Excerpt from a dataset
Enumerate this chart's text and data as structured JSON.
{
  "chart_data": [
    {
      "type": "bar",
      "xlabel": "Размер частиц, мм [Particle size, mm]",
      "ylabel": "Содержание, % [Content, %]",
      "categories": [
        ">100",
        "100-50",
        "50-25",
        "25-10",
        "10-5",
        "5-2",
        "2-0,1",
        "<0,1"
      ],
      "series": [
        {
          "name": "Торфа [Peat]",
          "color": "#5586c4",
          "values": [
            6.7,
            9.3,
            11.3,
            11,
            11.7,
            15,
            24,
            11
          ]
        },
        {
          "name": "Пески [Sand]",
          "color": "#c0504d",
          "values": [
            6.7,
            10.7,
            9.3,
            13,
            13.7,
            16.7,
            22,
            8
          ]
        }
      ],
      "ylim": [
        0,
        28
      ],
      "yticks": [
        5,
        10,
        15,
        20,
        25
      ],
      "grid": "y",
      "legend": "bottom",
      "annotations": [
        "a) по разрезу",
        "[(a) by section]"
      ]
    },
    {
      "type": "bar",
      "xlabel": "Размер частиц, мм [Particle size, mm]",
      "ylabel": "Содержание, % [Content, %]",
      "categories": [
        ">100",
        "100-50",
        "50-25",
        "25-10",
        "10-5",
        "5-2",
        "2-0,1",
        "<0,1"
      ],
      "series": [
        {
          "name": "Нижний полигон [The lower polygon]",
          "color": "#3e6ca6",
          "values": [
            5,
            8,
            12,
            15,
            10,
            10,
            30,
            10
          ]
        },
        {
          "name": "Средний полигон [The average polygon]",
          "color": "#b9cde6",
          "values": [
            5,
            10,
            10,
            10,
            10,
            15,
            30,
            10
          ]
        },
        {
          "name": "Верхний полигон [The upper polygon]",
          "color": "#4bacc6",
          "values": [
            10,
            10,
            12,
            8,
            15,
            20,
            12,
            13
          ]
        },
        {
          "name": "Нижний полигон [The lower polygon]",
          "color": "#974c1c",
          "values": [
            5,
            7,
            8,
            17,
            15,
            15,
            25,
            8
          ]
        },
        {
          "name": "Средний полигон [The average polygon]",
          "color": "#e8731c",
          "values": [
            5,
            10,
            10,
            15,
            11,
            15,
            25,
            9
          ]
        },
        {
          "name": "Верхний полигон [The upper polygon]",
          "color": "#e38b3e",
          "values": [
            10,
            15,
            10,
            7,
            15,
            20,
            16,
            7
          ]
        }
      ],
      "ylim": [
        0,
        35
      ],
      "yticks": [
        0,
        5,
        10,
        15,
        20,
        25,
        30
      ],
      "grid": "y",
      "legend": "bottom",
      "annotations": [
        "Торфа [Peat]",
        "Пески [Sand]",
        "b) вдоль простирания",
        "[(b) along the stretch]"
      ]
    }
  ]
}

* _Challenge_
Write out the whole listing exactly.

* _Full answer_
Enumerate this chart's text and data as structured JSON.
{
  "chart_data": [
    {
      "type": "bar",
      "xlabel": "Размер частиц, мм [Particle size, mm]",
      "ylabel": "Содержание, % [Content, %]",
      "categories": [
        ">100",
        "100-50",
        "50-25",
        "25-10",
        "10-5",
        "5-2",
        "2-0,1",
        "<0,1"
      ],
      "series": [
        {
          "name": "Торфа [Peat]",
          "color": "#5586c4",
          "values": [
            6.7,
            9.3,
            11.3,
            11,
            11.7,
            15,
            24,
            11
          ]
        },
        {
          "name": "Пески [Sand]",
          "color": "#c0504d",
          "values": [
            6.7,
            10.7,
            9.3,
            13,
            13.7,
            16.7,
            22,
            8
          ]
        }
      ],
      "ylim": [
        0,
        28
      ],
      "yticks": [
        5,
        10,
        15,
        20,
        25
      ],
      "grid": "y",
      "legend": "bottom",
      "annotations": [
        "a) по разрезу",
        "[(a) by section]"
      ]
    },
    {
      "type": "bar",
      "xlabel": "Размер частиц, мм [Particle size, mm]",
      "ylabel": "Содержание, % [Content, %]",
      "categories": [
        ">100",
        "100-50",
        "50-25",
        "25-10",
        "10-5",
        "5-2",
        "2-0,1",
        "<0,1"
      ],
      "series": [
        {
          "name": "Нижний полигон [The lower polygon]",
          "color": "#3e6ca6",
          "values": [
            5,
            8,
            12,
            15,
            10,
            10,
            30,
            10
          ]
        },
        {
          "name": "Средний полигон [The average polygon]",
          "color": "#b9cde6",
          "values": [
            5,
            10,
            10,
            10,
            10,
            15,
            30,
            10
          ]
        },
        {
          "name": "Верхний полигон [The upper polygon]",
          "color": "#4bacc6",
          "values": [
            10,
            10,
            12,
            8,
            15,
            20,
            12,
            13
          ]
        },
        {
          "name": "Нижний полигон [The lower polygon]",
          "color": "#974c1c",
          "values": [
            5,
            7,
            8,
            17,
            15,
            15,
            25,
            8
          ]
        },
        {
          "name": "Средний полигон [The average polygon]",
          "color": "#e8731c",
          "values": [
            5,
            10,
            10,
            15,
            11,
            15,
            25,
            9
          ]
        },
        {
          "name": "Верхний полигон [The upper polygon]",
          "color": "#e38b3e",
          "values": [
            10,
            15,
            10,
            7,
            15,
            20,
            16,
            7
          ]
        }
      ],
      "ylim": [
        0,
        35
      ],
      "yticks": [
        0,
        5,
        10,
        15,
        20,
        25,
        30
      ],
      "grid": "y",
      "legend": "bottom",
      "annotations": [
        "Торфа [Peat]",
        "Пески [Sand]",
        "b) вдоль простирания",
        "[(b) along the stretch]"
      ]
    }
  ]
}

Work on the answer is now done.